EXERCISE BRIEF:
Write out each entry again. Keep every word exactly as it is.

(Records from a data source)
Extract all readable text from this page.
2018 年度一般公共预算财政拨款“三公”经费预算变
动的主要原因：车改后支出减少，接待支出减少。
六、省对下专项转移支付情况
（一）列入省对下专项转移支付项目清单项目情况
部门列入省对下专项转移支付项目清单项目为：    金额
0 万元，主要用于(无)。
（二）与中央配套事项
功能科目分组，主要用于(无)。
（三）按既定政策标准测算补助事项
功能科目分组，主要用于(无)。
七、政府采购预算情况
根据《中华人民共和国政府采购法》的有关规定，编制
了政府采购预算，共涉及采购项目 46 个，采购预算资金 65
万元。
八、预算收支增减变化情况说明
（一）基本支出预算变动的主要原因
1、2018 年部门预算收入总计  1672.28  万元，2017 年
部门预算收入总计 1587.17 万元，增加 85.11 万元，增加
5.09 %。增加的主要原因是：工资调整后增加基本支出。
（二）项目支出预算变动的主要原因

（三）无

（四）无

CORRECT ANSWER:
Extract all readable text from this page.
2018 年度一般公共预算财政拨款“三公”经费预算变
动的主要原因：车改后支出减少，接待支出减少。
六、省对下专项转移支付情况
（一）列入省对下专项转移支付项目清单项目情况
部门列入省对下专项转移支付项目清单项目为：    金额
0 万元，主要用于(无)。
（二）与中央配套事项
功能科目分组，主要用于(无)。
（三）按既定政策标准测算补助事项
功能科目分组，主要用于(无)。
七、政府采购预算情况
根据《中华人民共和国政府采购法》的有关规定，编制
了政府采购预算，共涉及采购项目 46 个，采购预算资金 65
万元。
八、预算收支增减变化情况说明
（一）基本支出预算变动的主要原因
1、2018 年部门预算收入总计  1672.28  万元，2017 年
部门预算收入总计 1587.17 万元，增加 85.11 万元，增加
5.09 %。增加的主要原因是：工资调整后增加基本支出。
（二）项目支出预算变动的主要原因

（三）无

（四）无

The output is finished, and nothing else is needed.